## [Work to do]
All of the records below should be output exactly.

--- BEGIN ---

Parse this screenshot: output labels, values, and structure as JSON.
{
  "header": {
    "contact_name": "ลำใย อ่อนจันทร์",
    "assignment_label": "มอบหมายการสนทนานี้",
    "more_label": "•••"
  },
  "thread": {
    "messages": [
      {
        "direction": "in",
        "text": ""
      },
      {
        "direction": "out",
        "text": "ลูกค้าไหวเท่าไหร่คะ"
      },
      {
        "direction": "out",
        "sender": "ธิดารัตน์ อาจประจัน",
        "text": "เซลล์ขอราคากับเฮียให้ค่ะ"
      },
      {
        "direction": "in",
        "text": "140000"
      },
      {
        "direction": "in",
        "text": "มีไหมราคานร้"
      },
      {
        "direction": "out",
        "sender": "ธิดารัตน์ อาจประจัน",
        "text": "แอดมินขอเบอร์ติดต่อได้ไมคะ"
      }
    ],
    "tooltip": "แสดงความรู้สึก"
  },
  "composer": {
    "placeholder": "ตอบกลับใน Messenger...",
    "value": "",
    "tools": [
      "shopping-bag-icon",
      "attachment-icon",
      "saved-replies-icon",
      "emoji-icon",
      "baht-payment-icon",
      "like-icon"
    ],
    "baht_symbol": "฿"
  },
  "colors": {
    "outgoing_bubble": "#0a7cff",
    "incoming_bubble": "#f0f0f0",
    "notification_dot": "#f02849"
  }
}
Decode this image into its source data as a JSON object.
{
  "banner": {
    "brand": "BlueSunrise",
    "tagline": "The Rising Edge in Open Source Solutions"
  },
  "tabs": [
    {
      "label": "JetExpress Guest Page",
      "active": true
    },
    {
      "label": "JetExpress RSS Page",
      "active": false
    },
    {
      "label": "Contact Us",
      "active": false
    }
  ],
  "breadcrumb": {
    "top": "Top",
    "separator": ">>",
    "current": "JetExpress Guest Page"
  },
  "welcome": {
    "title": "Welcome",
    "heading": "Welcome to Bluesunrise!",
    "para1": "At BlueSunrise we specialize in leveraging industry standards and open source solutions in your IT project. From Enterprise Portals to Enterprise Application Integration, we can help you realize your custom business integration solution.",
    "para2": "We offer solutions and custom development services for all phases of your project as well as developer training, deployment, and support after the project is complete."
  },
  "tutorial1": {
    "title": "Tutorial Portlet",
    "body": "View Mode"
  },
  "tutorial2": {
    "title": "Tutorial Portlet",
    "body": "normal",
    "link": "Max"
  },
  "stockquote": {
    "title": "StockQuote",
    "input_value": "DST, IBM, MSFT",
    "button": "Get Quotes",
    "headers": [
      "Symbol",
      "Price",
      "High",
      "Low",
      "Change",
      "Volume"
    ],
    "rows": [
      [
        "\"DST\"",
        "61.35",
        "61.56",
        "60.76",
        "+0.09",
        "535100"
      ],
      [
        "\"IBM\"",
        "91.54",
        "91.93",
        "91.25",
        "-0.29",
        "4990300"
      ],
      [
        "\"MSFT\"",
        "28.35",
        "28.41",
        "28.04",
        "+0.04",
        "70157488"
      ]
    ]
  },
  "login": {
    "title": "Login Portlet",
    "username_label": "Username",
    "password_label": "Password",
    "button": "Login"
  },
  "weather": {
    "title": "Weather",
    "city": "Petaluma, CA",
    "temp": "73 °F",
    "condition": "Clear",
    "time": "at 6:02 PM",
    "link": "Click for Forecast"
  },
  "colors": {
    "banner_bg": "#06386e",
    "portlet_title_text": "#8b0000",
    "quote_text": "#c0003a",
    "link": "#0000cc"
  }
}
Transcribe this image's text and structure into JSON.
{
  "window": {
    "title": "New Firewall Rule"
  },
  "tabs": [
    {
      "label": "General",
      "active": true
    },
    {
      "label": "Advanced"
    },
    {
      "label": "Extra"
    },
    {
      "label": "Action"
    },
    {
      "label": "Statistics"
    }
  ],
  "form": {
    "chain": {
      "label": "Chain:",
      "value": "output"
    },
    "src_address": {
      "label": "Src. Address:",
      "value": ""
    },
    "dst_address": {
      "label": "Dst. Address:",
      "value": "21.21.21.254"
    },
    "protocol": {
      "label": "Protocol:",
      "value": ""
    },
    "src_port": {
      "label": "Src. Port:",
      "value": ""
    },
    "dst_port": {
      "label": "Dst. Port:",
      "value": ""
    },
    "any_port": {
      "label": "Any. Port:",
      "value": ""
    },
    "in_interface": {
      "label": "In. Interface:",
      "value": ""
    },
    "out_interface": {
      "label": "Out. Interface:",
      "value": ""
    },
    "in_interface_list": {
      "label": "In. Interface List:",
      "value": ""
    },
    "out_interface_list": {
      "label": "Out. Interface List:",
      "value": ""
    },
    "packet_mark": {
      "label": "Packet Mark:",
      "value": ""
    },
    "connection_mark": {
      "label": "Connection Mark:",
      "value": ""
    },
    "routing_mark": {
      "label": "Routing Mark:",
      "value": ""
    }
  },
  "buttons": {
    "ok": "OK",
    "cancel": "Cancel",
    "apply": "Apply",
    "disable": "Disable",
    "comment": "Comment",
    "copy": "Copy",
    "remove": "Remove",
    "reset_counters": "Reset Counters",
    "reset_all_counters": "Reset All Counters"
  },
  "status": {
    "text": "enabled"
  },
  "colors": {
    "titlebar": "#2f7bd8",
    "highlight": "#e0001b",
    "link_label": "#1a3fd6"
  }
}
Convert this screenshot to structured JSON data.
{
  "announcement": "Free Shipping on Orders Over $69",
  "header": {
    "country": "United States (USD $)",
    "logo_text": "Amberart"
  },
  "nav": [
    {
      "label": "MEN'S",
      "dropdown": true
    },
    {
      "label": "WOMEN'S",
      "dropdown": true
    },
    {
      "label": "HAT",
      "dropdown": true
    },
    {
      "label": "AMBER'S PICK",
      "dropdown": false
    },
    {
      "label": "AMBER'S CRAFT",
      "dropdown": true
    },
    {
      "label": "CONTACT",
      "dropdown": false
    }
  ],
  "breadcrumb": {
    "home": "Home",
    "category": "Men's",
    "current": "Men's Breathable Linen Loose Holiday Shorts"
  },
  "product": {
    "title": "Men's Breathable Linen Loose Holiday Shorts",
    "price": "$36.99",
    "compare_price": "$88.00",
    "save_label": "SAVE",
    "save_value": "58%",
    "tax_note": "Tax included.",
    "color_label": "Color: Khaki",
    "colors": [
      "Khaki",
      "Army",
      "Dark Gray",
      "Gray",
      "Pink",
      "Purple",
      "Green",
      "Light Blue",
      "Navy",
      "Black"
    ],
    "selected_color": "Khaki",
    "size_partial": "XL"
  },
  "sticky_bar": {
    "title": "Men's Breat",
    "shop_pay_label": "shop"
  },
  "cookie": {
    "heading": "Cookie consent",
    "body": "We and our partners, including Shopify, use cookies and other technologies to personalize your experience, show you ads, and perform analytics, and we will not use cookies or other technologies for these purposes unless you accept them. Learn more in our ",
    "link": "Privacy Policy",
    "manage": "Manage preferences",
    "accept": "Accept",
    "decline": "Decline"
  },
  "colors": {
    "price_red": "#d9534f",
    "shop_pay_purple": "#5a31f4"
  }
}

--- END ---

## [Solution below]
Parse this screenshot: output labels, values, and structure as JSON.
{
  "header": {
    "contact_name": "ลำใย อ่อนจันทร์",
    "assignment_label": "มอบหมายการสนทนานี้",
    "more_label": "•••"
  },
  "thread": {
    "messages": [
      {
        "direction": "in",
        "text": ""
      },
      {
        "direction": "out",
        "text": "ลูกค้าไหวเท่าไหร่คะ"
      },
      {
        "direction": "out",
        "sender": "ธิดารัตน์ อาจประจัน",
        "text": "เซลล์ขอราคากับเฮียให้ค่ะ"
      },
      {
        "direction": "in",
        "text": "140000"
      },
      {
        "direction": "in",
        "text": "มีไหมราคานร้"
      },
      {
        "direction": "out",
        "sender": "ธิดารัตน์ อาจประจัน",
        "text": "แอดมินขอเบอร์ติดต่อได้ไมคะ"
      }
    ],
    "tooltip": "แสดงความรู้สึก"
  },
  "composer": {
    "placeholder": "ตอบกลับใน Messenger...",
    "value": "",
    "tools": [
      "shopping-bag-icon",
      "attachment-icon",
      "saved-replies-icon",
      "emoji-icon",
      "baht-payment-icon",
      "like-icon"
    ],
    "baht_symbol": "฿"
  },
  "colors": {
    "outgoing_bubble": "#0a7cff",
    "incoming_bubble": "#f0f0f0",
    "notification_dot": "#f02849"
  }
}
Decode this image into its source data as a JSON object.
{
  "banner": {
    "brand": "BlueSunrise",
    "tagline": "The Rising Edge in Open Source Solutions"
  },
  "tabs": [
    {
      "label": "JetExpress Guest Page",
      "active": true
    },
    {
      "label": "JetExpress RSS Page",
      "active": false
    },
    {
      "label": "Contact Us",
      "active": false
    }
  ],
  "breadcrumb": {
    "top": "Top",
    "separator": ">>",
    "current": "JetExpress Guest Page"
  },
  "welcome": {
    "title": "Welcome",
    "heading": "Welcome to Bluesunrise!",
    "para1": "At BlueSunrise we specialize in leveraging industry standards and open source solutions in your IT project. From Enterprise Portals to Enterprise Application Integration, we can help you realize your custom business integration solution.",
    "para2": "We offer solutions and custom development services for all phases of your project as well as developer training, deployment, and support after the project is complete."
  },
  "tutorial1": {
    "title": "Tutorial Portlet",
    "body": "View Mode"
  },
  "tutorial2": {
    "title": "Tutorial Portlet",
    "body": "normal",
    "link": "Max"
  },
  "stockquote": {
    "title": "StockQuote",
    "input_value": "DST, IBM, MSFT",
    "button": "Get Quotes",
    "headers": [
      "Symbol",
      "Price",
      "High",
      "Low",
      "Change",
      "Volume"
    ],
    "rows": [
      [
        "\"DST\"",
        "61.35",
        "61.56",
        "60.76",
        "+0.09",
        "535100"
      ],
      [
        "\"IBM\"",
        "91.54",
        "91.93",
        "91.25",
        "-0.29",
        "4990300"
      ],
      [
        "\"MSFT\"",
        "28.35",
        "28.41",
        "28.04",
        "+0.04",
        "70157488"
      ]
    ]
  },
  "login": {
    "title": "Login Portlet",
    "username_label": "Username",
    "password_label": "Password",
    "button": "Login"
  },
  "weather": {
    "title": "Weather",
    "city": "Petaluma, CA",
    "temp": "73 °F",
    "condition": "Clear",
    "time": "at 6:02 PM",
    "link": "Click for Forecast"
  },
  "colors": {
    "banner_bg": "#06386e",
    "portlet_title_text": "#8b0000",
    "quote_text": "#c0003a",
    "link": "#0000cc"
  }
}
Transcribe this image's text and structure into JSON.
{
  "window": {
    "title": "New Firewall Rule"
  },
  "tabs": [
    {
      "label": "General",
      "active": true
    },
    {
      "label": "Advanced"
    },
    {
      "label": "Extra"
    },
    {
      "label": "Action"
    },
    {
      "label": "Statistics"
    }
  ],
  "form": {
    "chain": {
      "label": "Chain:",
      "value": "output"
    },
    "src_address": {
      "label": "Src. Address:",
      "value": ""
    },
    "dst_address": {
      "label": "Dst. Address:",
      "value": "21.21.21.254"
    },
    "protocol": {
      "label": "Protocol:",
      "value": ""
    },
    "src_port": {
      "label": "Src. Port:",
      "value": ""
    },
    "dst_port": {
      "label": "Dst. Port:",
      "value": ""
    },
    "any_port": {
      "label": "Any. Port:",
      "value": ""
    },
    "in_interface": {
      "label": "In. Interface:",
      "value": ""
    },
    "out_interface": {
      "label": "Out. Interface:",
      "value": ""
    },
    "in_interface_list": {
      "label": "In. Interface List:",
      "value": ""
    },
    "out_interface_list": {
      "label": "Out. Interface List:",
      "value": ""
    },
    "packet_mark": {
      "label": "Packet Mark:",
      "value": ""
    },
    "connection_mark": {
      "label": "Connection Mark:",
      "value": ""
    },
    "routing_mark": {
      "label": "Routing Mark:",
      "value": ""
    }
  },
  "buttons": {
    "ok": "OK",
    "cancel": "Cancel",
    "apply": "Apply",
    "disable": "Disable",
    "comment": "Comment",
    "copy": "Copy",
    "remove": "Remove",
    "reset_counters": "Reset Counters",
    "reset_all_counters": "Reset All Counters"
  },
  "status": {
    "text": "enabled"
  },
  "colors": {
    "titlebar": "#2f7bd8",
    "highlight": "#e0001b",
    "link_label": "#1a3fd6"
  }
}
Convert this screenshot to structured JSON data.
{
  "announcement": "Free Shipping on Orders Over $69",
  "header": {
    "country": "United States (USD $)",
    "logo_text": "Amberart"
  },
  "nav": [
    {
      "label": "MEN'S",
      "dropdown": true
    },
    {
      "label": "WOMEN'S",
      "dropdown": true
    },
    {
      "label": "HAT",
      "dropdown": true
    },
    {
      "label": "AMBER'S PICK",
      "dropdown": false
    },
    {
      "label": "AMBER'S CRAFT",
      "dropdown": true
    },
    {
      "label": "CONTACT",
      "dropdown": false
    }
  ],
  "breadcrumb": {
    "home": "Home",
    "category": "Men's",
    "current": "Men's Breathable Linen Loose Holiday Shorts"
  },
  "product": {
    "title": "Men's Breathable Linen Loose Holiday Shorts",
    "price": "$36.99",
    "compare_price": "$88.00",
    "save_label": "SAVE",
    "save_value": "58%",
    "tax_note": "Tax included.",
    "color_label": "Color: Khaki",
    "colors": [
      "Khaki",
      "Army",
      "Dark Gray",
      "Gray",
      "Pink",
      "Purple",
      "Green",
      "Light Blue",
      "Navy",
      "Black"
    ],
    "selected_color": "Khaki",
    "size_partial": "XL"
  },
  "sticky_bar": {
    "title": "Men's Breat",
    "shop_pay_label": "shop"
  },
  "cookie": {
    "heading": "Cookie consent",
    "body": "We and our partners, including Shopify, use cookies and other technologies to personalize your experience, show you ads, and perform analytics, and we will not use cookies or other technologies for these purposes unless you accept them. Learn more in our ",
    "link": "Privacy Policy",
    "manage": "Manage preferences",
    "accept": "Accept",
    "decline": "Decline"
  },
  "colors": {
    "price_red": "#d9534f",
    "shop_pay_purple": "#5a31f4"
  }
}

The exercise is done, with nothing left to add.